* REQUIRED WORK *
Search the material below for the word "cogs" and copy every line in which it occurs.

* MATERIAL FOR THE TASK *
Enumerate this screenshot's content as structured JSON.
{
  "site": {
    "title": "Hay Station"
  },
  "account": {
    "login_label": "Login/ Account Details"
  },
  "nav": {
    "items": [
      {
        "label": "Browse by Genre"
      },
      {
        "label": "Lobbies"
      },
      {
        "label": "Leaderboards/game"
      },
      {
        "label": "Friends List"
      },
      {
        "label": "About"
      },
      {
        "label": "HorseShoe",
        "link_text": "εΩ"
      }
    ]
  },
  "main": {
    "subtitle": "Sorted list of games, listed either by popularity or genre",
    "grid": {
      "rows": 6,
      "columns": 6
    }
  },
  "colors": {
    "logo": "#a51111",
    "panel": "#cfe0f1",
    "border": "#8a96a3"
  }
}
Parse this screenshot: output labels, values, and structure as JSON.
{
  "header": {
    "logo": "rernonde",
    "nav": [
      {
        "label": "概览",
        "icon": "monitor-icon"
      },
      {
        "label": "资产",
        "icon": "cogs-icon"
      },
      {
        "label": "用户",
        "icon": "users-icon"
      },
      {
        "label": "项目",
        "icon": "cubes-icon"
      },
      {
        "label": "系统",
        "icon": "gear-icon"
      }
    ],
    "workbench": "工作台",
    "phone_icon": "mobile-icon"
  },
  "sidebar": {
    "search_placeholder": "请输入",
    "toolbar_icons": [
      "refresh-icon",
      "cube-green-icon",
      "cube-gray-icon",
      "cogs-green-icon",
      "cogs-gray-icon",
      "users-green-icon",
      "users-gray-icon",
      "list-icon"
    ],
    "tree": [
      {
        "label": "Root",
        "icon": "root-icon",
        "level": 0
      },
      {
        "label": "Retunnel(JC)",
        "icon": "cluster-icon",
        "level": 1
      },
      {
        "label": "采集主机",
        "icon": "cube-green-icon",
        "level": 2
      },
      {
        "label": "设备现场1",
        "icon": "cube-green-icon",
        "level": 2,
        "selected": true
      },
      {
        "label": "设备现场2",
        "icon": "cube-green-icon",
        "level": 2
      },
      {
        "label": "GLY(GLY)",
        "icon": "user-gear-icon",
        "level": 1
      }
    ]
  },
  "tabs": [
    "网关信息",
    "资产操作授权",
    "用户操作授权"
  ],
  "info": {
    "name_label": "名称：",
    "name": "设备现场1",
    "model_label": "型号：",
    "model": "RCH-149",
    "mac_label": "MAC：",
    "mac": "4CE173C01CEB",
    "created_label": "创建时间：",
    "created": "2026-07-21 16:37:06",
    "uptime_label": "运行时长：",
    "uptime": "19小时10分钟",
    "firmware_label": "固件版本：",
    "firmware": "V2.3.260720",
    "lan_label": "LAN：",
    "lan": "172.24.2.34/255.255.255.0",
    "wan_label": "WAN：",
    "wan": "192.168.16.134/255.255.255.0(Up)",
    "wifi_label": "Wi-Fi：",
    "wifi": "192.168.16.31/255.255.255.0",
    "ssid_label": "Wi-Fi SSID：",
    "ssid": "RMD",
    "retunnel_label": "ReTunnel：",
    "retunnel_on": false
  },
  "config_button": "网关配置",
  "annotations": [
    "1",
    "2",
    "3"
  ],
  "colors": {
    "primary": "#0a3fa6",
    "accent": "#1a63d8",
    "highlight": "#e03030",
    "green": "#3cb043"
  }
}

* SOLUTION TO THIS EXERCISE *
        "icon": "cogs-icon"
      "cogs-green-icon",
      "cogs-gray-icon",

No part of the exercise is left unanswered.